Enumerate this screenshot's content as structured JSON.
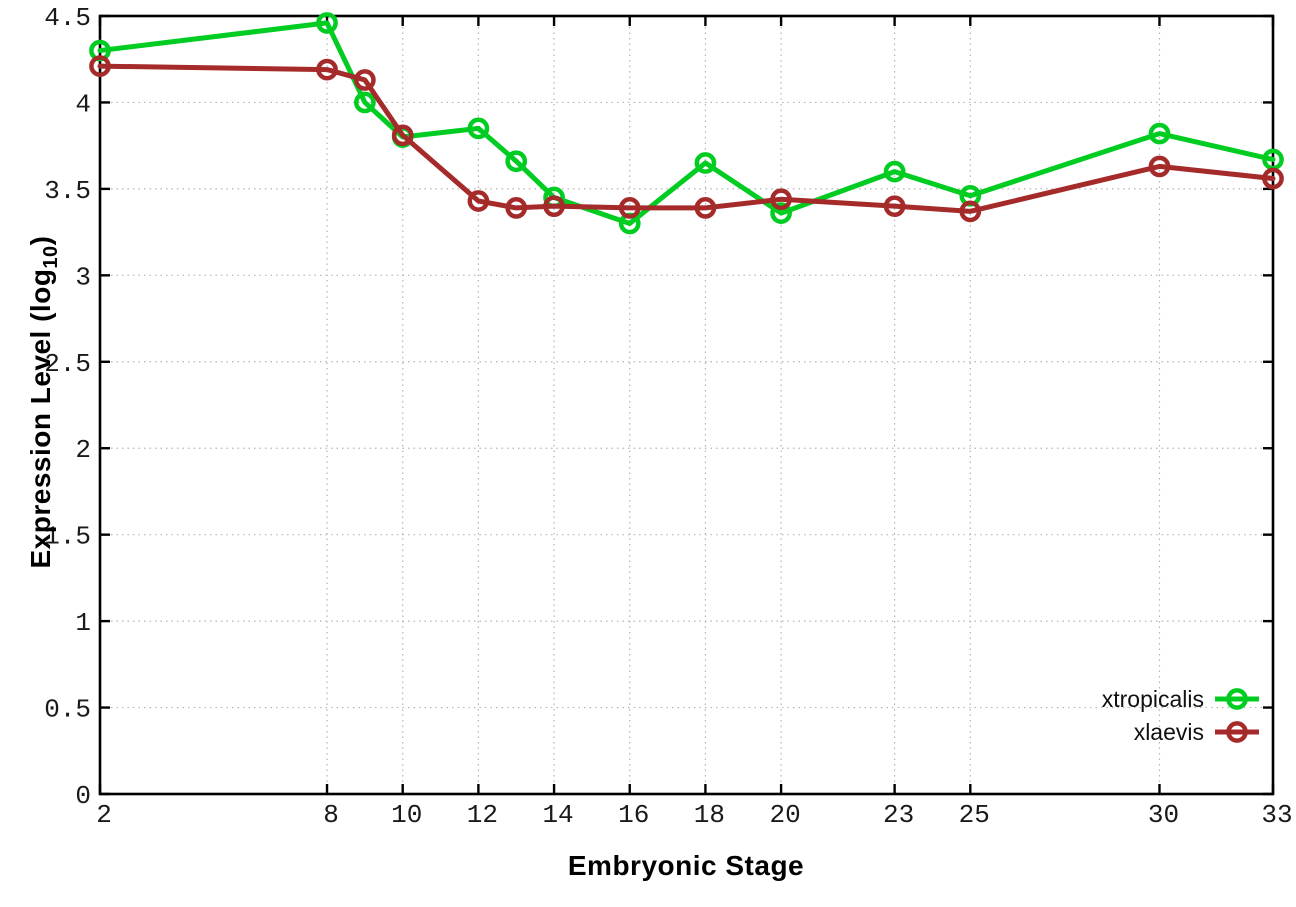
{
  "chart_data": {
    "type": "line",
    "title": "",
    "xlabel": "Embryonic Stage",
    "ylabel": {
      "pre": "Expression Level (log",
      "sub": "10",
      "post": ")"
    },
    "xlim": [
      2,
      33
    ],
    "ylim": [
      0,
      4.5
    ],
    "xticks": [
      2,
      8,
      10,
      12,
      14,
      16,
      18,
      20,
      23,
      25,
      30,
      33
    ],
    "yticks": [
      0,
      0.5,
      1,
      1.5,
      2,
      2.5,
      3,
      3.5,
      4,
      4.5
    ],
    "grid": true,
    "grid_color": "#b4b4b4",
    "axis_color": "#000000",
    "tick_label_color": "#1a1a1a",
    "legend_position": "inside-bottom-right",
    "marker_style": "open-circle",
    "series": [
      {
        "name": "xtropicalis",
        "color": "#00cc22",
        "points": [
          [
            2,
            4.3
          ],
          [
            8,
            4.46
          ],
          [
            9,
            4.0
          ],
          [
            10,
            3.8
          ],
          [
            12,
            3.85
          ],
          [
            13,
            3.66
          ],
          [
            14,
            3.45
          ],
          [
            16,
            3.3
          ],
          [
            18,
            3.65
          ],
          [
            20,
            3.36
          ],
          [
            23,
            3.6
          ],
          [
            25,
            3.46
          ],
          [
            30,
            3.82
          ],
          [
            33,
            3.67
          ]
        ]
      },
      {
        "name": "xlaevis",
        "color": "#a52a2a",
        "points": [
          [
            2,
            4.21
          ],
          [
            8,
            4.19
          ],
          [
            9,
            4.13
          ],
          [
            10,
            3.81
          ],
          [
            12,
            3.43
          ],
          [
            13,
            3.39
          ],
          [
            14,
            3.4
          ],
          [
            16,
            3.39
          ],
          [
            18,
            3.39
          ],
          [
            20,
            3.44
          ],
          [
            23,
            3.4
          ],
          [
            25,
            3.37
          ],
          [
            30,
            3.63
          ],
          [
            33,
            3.56
          ]
        ]
      }
    ]
  }
}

-----

*The problem*: Omit the pictures. Output every record above word for word.

*Worked answer*:
Enumerate this screenshot's content as structured JSON.
{
  "chart_data": {
    "type": "line",
    "title": "",
    "xlabel": "Embryonic Stage",
    "ylabel": {
      "pre": "Expression Level (log",
      "sub": "10",
      "post": ")"
    },
    "xlim": [
      2,
      33
    ],
    "ylim": [
      0,
      4.5
    ],
    "xticks": [
      2,
      8,
      10,
      12,
      14,
      16,
      18,
      20,
      23,
      25,
      30,
      33
    ],
    "yticks": [
      0,
      0.5,
      1,
      1.5,
      2,
      2.5,
      3,
      3.5,
      4,
      4.5
    ],
    "grid": true,
    "grid_color": "#b4b4b4",
    "axis_color": "#000000",
    "tick_label_color": "#1a1a1a",
    "legend_position": "inside-bottom-right",
    "marker_style": "open-circle",
    "series": [
      {
        "name": "xtropicalis",
        "color": "#00cc22",
        "points": [
          [
            2,
            4.3
          ],
          [
            8,
            4.46
          ],
          [
            9,
            4.0
          ],
          [
            10,
            3.8
          ],
          [
            12,
            3.85
          ],
          [
            13,
            3.66
          ],
          [
            14,
            3.45
          ],
          [
            16,
            3.3
          ],
          [
            18,
            3.65
          ],
          [
            20,
            3.36
          ],
          [
            23,
            3.6
          ],
          [
            25,
            3.46
          ],
          [
            30,
            3.82
          ],
          [
            33,
            3.67
          ]
        ]
      },
      {
        "name": "xlaevis",
        "color": "#a52a2a",
        "points": [
          [
            2,
            4.21
          ],
          [
            8,
            4.19
          ],
          [
            9,
            4.13
          ],
          [
            10,
            3.81
          ],
          [
            12,
            3.43
          ],
          [
            13,
            3.39
          ],
          [
            14,
            3.4
          ],
          [
            16,
            3.39
          ],
          [
            18,
            3.39
          ],
          [
            20,
            3.44
          ],
          [
            23,
            3.4
          ],
          [
            25,
            3.37
          ],
          [
            30,
            3.63
          ],
          [
            33,
            3.56
          ]
        ]
      }
    ]
  }
}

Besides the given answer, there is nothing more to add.